- SET TASK: Set down each entry exactly as given; pictures should not appear in the copy.
== SUPPLIED MATERIAL ==
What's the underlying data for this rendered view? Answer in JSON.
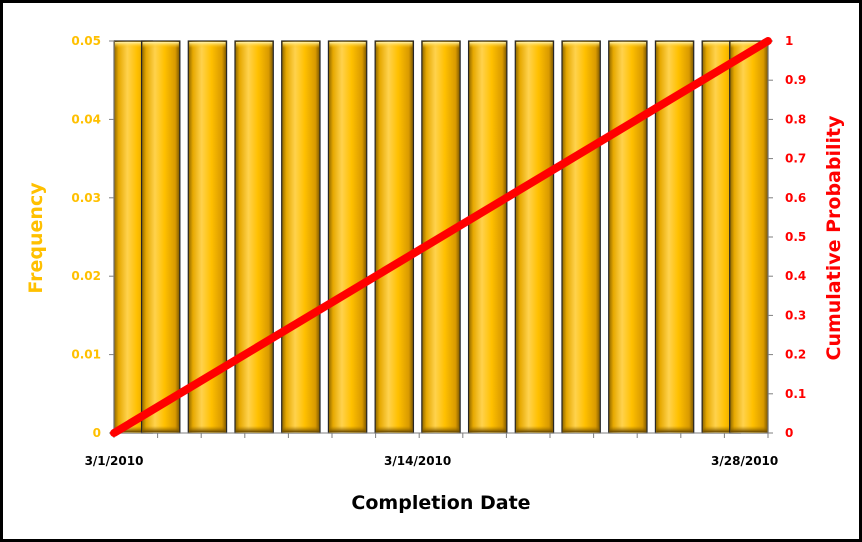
{
  "chart_data": {
    "type": "bar",
    "title": "",
    "xlabel": "Completion Date",
    "ylabel": "Frequency",
    "y2label": "Cumulative Probability",
    "x_tick_labels": [
      "3/1/2010",
      "3/14/2010",
      "3/28/2010"
    ],
    "y_ticks": [
      "0",
      "0.01",
      "0.02",
      "0.03",
      "0.04",
      "0.05"
    ],
    "y2_ticks": [
      "0",
      "0.1",
      "0.2",
      "0.3",
      "0.4",
      "0.5",
      "0.6",
      "0.7",
      "0.8",
      "0.9",
      "1"
    ],
    "ylim": [
      0,
      0.05
    ],
    "y2lim": [
      0,
      1
    ],
    "x_range": [
      "3/1/2010",
      "3/29/2010"
    ],
    "bars": {
      "name": "Frequency",
      "axis": "left",
      "bin_days": 2,
      "x": [
        "3/1/2010",
        "3/3/2010",
        "3/5/2010",
        "3/7/2010",
        "3/9/2010",
        "3/11/2010",
        "3/13/2010",
        "3/15/2010",
        "3/17/2010",
        "3/19/2010",
        "3/21/2010",
        "3/23/2010",
        "3/25/2010",
        "3/27/2010",
        "3/29/2010"
      ],
      "values": [
        0.05,
        0.05,
        0.05,
        0.05,
        0.05,
        0.05,
        0.05,
        0.05,
        0.05,
        0.05,
        0.05,
        0.05,
        0.05,
        0.05,
        0.05
      ],
      "color": "#FFC000"
    },
    "line": {
      "name": "Cumulative Probability",
      "axis": "right",
      "x": [
        "3/1/2010",
        "3/29/2010"
      ],
      "values": [
        0,
        1
      ],
      "color": "#FF0000"
    },
    "grid": false,
    "legend": "none",
    "colors": {
      "left_axis_text": "#FFC000",
      "right_axis_text": "#FF0000",
      "bar_outline": "#262626",
      "frame": "#000000"
    }
  }
}
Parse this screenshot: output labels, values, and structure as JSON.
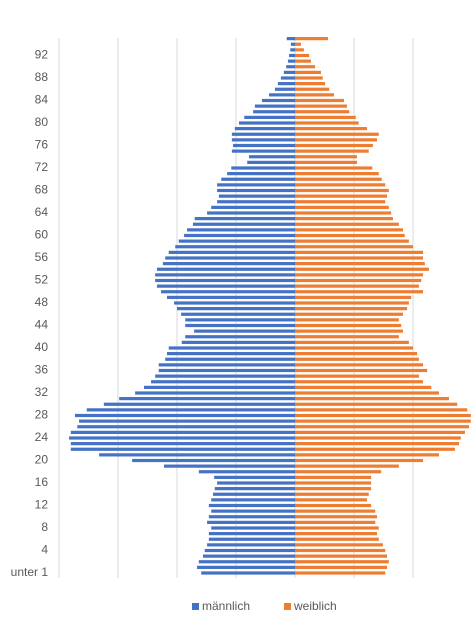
{
  "chart_data": {
    "type": "population-pyramid",
    "categories": [
      "unter 1",
      null,
      null,
      null,
      "4",
      null,
      null,
      null,
      "8",
      null,
      null,
      null,
      "12",
      null,
      null,
      null,
      "16",
      null,
      null,
      null,
      "20",
      null,
      null,
      null,
      "24",
      null,
      null,
      null,
      "28",
      null,
      null,
      null,
      "32",
      null,
      null,
      null,
      "36",
      null,
      null,
      null,
      "40",
      null,
      null,
      null,
      "44",
      null,
      null,
      null,
      "48",
      null,
      null,
      null,
      "52",
      null,
      null,
      null,
      "56",
      null,
      null,
      null,
      "60",
      null,
      null,
      null,
      "64",
      null,
      null,
      null,
      "68",
      null,
      null,
      null,
      "72",
      null,
      null,
      null,
      "76",
      null,
      null,
      null,
      "80",
      null,
      null,
      null,
      "84",
      null,
      null,
      null,
      "88",
      null,
      null,
      null,
      "92",
      null,
      null,
      null
    ],
    "series": [
      {
        "name": "männlich",
        "color": "#4472c4",
        "side": "left",
        "values": [
          159,
          166,
          163,
          156,
          153,
          149,
          146,
          146,
          142,
          149,
          146,
          142,
          146,
          142,
          139,
          136,
          132,
          137,
          163,
          222,
          276,
          332,
          380,
          380,
          383,
          380,
          369,
          366,
          373,
          353,
          324,
          298,
          271,
          256,
          244,
          237,
          231,
          231,
          220,
          217,
          214,
          192,
          186,
          171,
          186,
          186,
          193,
          200,
          205,
          217,
          227,
          234,
          237,
          237,
          234,
          224,
          220,
          214,
          203,
          197,
          188,
          183,
          173,
          170,
          149,
          142,
          132,
          129,
          132,
          132,
          125,
          115,
          108,
          81,
          78,
          107,
          105,
          107,
          107,
          102,
          95,
          86,
          71,
          68,
          56,
          44,
          34,
          29,
          24,
          19,
          15,
          12,
          10,
          8,
          7,
          14
        ]
      },
      {
        "name": "weiblich",
        "color": "#ed7d31",
        "side": "right",
        "values": [
          153,
          156,
          159,
          156,
          153,
          149,
          142,
          139,
          142,
          136,
          139,
          136,
          129,
          122,
          125,
          129,
          129,
          129,
          146,
          176,
          217,
          244,
          271,
          278,
          281,
          288,
          295,
          298,
          298,
          292,
          275,
          261,
          244,
          231,
          217,
          210,
          224,
          217,
          210,
          207,
          200,
          193,
          176,
          183,
          180,
          176,
          183,
          190,
          193,
          197,
          217,
          210,
          214,
          217,
          227,
          220,
          217,
          217,
          200,
          193,
          186,
          183,
          176,
          166,
          163,
          159,
          153,
          156,
          159,
          153,
          147,
          142,
          131,
          105,
          105,
          125,
          132,
          139,
          142,
          122,
          108,
          103,
          92,
          88,
          83,
          66,
          58,
          51,
          47,
          44,
          34,
          27,
          24,
          15,
          10,
          56
        ]
      }
    ],
    "xlim": [
      -500,
      300
    ],
    "xticks": [
      -400,
      -300,
      -200,
      -100,
      0,
      100,
      200
    ],
    "grid": true,
    "legend": "bottom"
  }
}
===
- EXERCISE RESULT:
What's the underlying data for this rendered view? Answer in JSON.
{
  "chart_data": {
    "type": "bar",
    "title": "",
    "xlabel": "Completion Date",
    "ylabel": "Frequency",
    "y2label": "Cumulative Probability",
    "x_tick_labels": [
      "3/1/2010",
      "3/14/2010",
      "3/28/2010"
    ],
    "y_ticks": [
      "0",
      "0.01",
      "0.02",
      "0.03",
      "0.04",
      "0.05"
    ],
    "y2_ticks": [
      "0",
      "0.1",
      "0.2",
      "0.3",
      "0.4",
      "0.5",
      "0.6",
      "0.7",
      "0.8",
      "0.9",
      "1"
    ],
    "ylim": [
      0,
      0.05
    ],
    "y2lim": [
      0,
      1
    ],
    "x_range": [
      "3/1/2010",
      "3/29/2010"
    ],
    "bars": {
      "name": "Frequency",
      "axis": "left",
      "bin_days": 2,
      "x": [
        "3/1/2010",
        "3/3/2010",
        "3/5/2010",
        "3/7/2010",
        "3/9/2010",
        "3/11/2010",
        "3/13/2010",
        "3/15/2010",
        "3/17/2010",
        "3/19/2010",
        "3/21/2010",
        "3/23/2010",
        "3/25/2010",
        "3/27/2010",
        "3/29/2010"
      ],
      "values": [
        0.05,
        0.05,
        0.05,
        0.05,
        0.05,
        0.05,
        0.05,
        0.05,
        0.05,
        0.05,
        0.05,
        0.05,
        0.05,
        0.05,
        0.05
      ],
      "color": "#FFC000"
    },
    "line": {
      "name": "Cumulative Probability",
      "axis": "right",
      "x": [
        "3/1/2010",
        "3/29/2010"
      ],
      "values": [
        0,
        1
      ],
      "color": "#FF0000"
    },
    "grid": false,
    "legend": "none",
    "colors": {
      "left_axis_text": "#FFC000",
      "right_axis_text": "#FF0000",
      "bar_outline": "#262626",
      "frame": "#000000"
    }
  }
}
Parse this screenshot: output labels, values, and structure as JSON.
{
  "chart_data": {
    "type": "population-pyramid",
    "categories": [
      "unter 1",
      null,
      null,
      null,
      "4",
      null,
      null,
      null,
      "8",
      null,
      null,
      null,
      "12",
      null,
      null,
      null,
      "16",
      null,
      null,
      null,
      "20",
      null,
      null,
      null,
      "24",
      null,
      null,
      null,
      "28",
      null,
      null,
      null,
      "32",
      null,
      null,
      null,
      "36",
      null,
      null,
      null,
      "40",
      null,
      null,
      null,
      "44",
      null,
      null,
      null,
      "48",
      null,
      null,
      null,
      "52",
      null,
      null,
      null,
      "56",
      null,
      null,
      null,
      "60",
      null,
      null,
      null,
      "64",
      null,
      null,
      null,
      "68",
      null,
      null,
      null,
      "72",
      null,
      null,
      null,
      "76",
      null,
      null,
      null,
      "80",
      null,
      null,
      null,
      "84",
      null,
      null,
      null,
      "88",
      null,
      null,
      null,
      "92",
      null,
      null,
      null
    ],
    "series": [
      {
        "name": "männlich",
        "color": "#4472c4",
        "side": "left",
        "values": [
          159,
          166,
          163,
          156,
          153,
          149,
          146,
          146,
          142,
          149,
          146,
          142,
          146,
          142,
          139,
          136,
          132,
          137,
          163,
          222,
          276,
          332,
          380,
          380,
          383,
          380,
          369,
          366,
          373,
          353,
          324,
          298,
          271,
          256,
          244,
          237,
          231,
          231,
          220,
          217,
          214,
          192,
          186,
          171,
          186,
          186,
          193,
          200,
          205,
          217,
          227,
          234,
          237,
          237,
          234,
          224,
          220,
          214,
          203,
          197,
          188,
          183,
          173,
          170,
          149,
          142,
          132,
          129,
          132,
          132,
          125,
          115,
          108,
          81,
          78,
          107,
          105,
          107,
          107,
          102,
          95,
          86,
          71,
          68,
          56,
          44,
          34,
          29,
          24,
          19,
          15,
          12,
          10,
          8,
          7,
          14
        ]
      },
      {
        "name": "weiblich",
        "color": "#ed7d31",
        "side": "right",
        "values": [
          153,
          156,
          159,
          156,
          153,
          149,
          142,
          139,
          142,
          136,
          139,
          136,
          129,
          122,
          125,
          129,
          129,
          129,
          146,
          176,
          217,
          244,
          271,
          278,
          281,
          288,
          295,
          298,
          298,
          292,
          275,
          261,
          244,
          231,
          217,
          210,
          224,
          217,
          210,
          207,
          200,
          193,
          176,
          183,
          180,
          176,
          183,
          190,
          193,
          197,
          217,
          210,
          214,
          217,
          227,
          220,
          217,
          217,
          200,
          193,
          186,
          183,
          176,
          166,
          163,
          159,
          153,
          156,
          159,
          153,
          147,
          142,
          131,
          105,
          105,
          125,
          132,
          139,
          142,
          122,
          108,
          103,
          92,
          88,
          83,
          66,
          58,
          51,
          47,
          44,
          34,
          27,
          24,
          15,
          10,
          56
        ]
      }
    ],
    "xlim": [
      -500,
      300
    ],
    "xticks": [
      -400,
      -300,
      -200,
      -100,
      0,
      100,
      200
    ],
    "grid": true,
    "legend": "bottom"
  }
}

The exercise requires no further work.